* Entries taken from a collection *
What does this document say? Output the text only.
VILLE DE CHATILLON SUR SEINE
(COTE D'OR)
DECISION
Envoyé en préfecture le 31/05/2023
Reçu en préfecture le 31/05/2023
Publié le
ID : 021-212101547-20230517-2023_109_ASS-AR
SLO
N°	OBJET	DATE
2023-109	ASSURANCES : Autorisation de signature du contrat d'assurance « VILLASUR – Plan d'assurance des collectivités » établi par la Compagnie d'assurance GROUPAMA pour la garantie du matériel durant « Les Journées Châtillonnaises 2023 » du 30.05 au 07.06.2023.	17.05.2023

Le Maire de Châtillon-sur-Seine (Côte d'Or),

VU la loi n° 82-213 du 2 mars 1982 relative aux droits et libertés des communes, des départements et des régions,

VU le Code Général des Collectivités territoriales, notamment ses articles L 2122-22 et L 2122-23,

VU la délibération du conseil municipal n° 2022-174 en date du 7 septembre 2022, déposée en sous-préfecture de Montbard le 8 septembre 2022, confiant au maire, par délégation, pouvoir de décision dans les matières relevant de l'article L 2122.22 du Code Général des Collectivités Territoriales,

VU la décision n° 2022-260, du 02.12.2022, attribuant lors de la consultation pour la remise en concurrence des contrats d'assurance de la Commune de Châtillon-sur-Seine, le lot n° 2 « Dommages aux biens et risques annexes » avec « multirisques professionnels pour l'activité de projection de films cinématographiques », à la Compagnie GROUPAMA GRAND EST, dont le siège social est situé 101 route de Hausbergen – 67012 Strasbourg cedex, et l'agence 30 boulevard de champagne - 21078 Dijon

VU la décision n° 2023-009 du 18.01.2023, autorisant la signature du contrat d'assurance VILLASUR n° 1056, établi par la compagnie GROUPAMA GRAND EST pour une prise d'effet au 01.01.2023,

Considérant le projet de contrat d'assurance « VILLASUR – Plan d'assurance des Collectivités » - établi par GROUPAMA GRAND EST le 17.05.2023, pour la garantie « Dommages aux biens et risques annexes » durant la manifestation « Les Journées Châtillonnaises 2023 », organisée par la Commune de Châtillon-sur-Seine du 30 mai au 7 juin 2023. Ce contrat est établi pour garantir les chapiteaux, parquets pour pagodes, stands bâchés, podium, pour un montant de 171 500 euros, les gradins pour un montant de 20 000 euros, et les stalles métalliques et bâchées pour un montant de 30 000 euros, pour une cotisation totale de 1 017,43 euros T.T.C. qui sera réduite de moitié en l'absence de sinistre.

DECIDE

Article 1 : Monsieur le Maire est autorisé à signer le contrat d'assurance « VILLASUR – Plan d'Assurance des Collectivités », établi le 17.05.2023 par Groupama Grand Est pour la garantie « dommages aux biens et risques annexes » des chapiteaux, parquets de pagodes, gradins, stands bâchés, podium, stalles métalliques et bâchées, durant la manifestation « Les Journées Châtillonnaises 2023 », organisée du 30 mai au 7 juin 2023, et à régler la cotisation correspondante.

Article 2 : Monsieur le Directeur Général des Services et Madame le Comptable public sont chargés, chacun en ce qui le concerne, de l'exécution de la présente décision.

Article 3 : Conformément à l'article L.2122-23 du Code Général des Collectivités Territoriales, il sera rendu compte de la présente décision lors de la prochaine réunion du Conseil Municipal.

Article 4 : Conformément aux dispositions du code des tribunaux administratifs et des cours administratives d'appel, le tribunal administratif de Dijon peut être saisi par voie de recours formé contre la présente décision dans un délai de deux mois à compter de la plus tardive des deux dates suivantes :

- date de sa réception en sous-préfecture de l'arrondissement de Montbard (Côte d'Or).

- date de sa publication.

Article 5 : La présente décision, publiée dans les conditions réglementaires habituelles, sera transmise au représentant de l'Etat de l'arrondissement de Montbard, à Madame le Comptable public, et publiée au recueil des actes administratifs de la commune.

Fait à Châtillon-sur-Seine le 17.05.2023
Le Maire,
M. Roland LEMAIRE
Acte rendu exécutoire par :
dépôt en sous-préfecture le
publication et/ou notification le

* SET TASK *
Copy out each line of the listing that holds "Madame".

* EXPECTED OUTPUT *
Article 2 : Monsieur le Directeur Général des Services et Madame le Comptable public sont chargés, chacun en ce qui le concerne, de l'exécution de la présente décision.
Article 5 : La présente décision, publiée dans les conditions réglementaires habituelles, sera transmise au représentant de l'Etat de l'arrondissement de Montbard, à Madame le Comptable public, et publiée au recueil des actes administratifs de la commune.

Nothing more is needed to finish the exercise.